#### What to work on
Print all of the data exactly as written.

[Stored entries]
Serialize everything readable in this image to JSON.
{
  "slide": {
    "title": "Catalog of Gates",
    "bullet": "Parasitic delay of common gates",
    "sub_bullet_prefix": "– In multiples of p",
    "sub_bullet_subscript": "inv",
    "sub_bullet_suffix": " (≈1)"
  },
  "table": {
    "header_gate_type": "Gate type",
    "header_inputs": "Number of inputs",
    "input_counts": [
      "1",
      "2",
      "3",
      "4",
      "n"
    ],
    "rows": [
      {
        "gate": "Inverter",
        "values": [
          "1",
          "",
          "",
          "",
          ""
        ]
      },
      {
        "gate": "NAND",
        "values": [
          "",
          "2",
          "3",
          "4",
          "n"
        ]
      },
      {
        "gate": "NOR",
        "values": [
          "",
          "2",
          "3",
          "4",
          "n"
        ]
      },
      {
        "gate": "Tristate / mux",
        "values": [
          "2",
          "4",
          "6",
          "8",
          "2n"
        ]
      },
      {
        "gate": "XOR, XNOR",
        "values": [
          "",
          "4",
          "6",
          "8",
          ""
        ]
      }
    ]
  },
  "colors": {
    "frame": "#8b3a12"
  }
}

#### Output for this task
Serialize everything readable in this image to JSON.
{
  "slide": {
    "title": "Catalog of Gates",
    "bullet": "Parasitic delay of common gates",
    "sub_bullet_prefix": "– In multiples of p",
    "sub_bullet_subscript": "inv",
    "sub_bullet_suffix": " (≈1)"
  },
  "table": {
    "header_gate_type": "Gate type",
    "header_inputs": "Number of inputs",
    "input_counts": [
      "1",
      "2",
      "3",
      "4",
      "n"
    ],
    "rows": [
      {
        "gate": "Inverter",
        "values": [
          "1",
          "",
          "",
          "",
          ""
        ]
      },
      {
        "gate": "NAND",
        "values": [
          "",
          "2",
          "3",
          "4",
          "n"
        ]
      },
      {
        "gate": "NOR",
        "values": [
          "",
          "2",
          "3",
          "4",
          "n"
        ]
      },
      {
        "gate": "Tristate / mux",
        "values": [
          "2",
          "4",
          "6",
          "8",
          "2n"
        ]
      },
      {
        "gate": "XOR, XNOR",
        "values": [
          "",
          "4",
          "6",
          "8",
          ""
        ]
      }
    ]
  },
  "colors": {
    "frame": "#8b3a12"
  }
}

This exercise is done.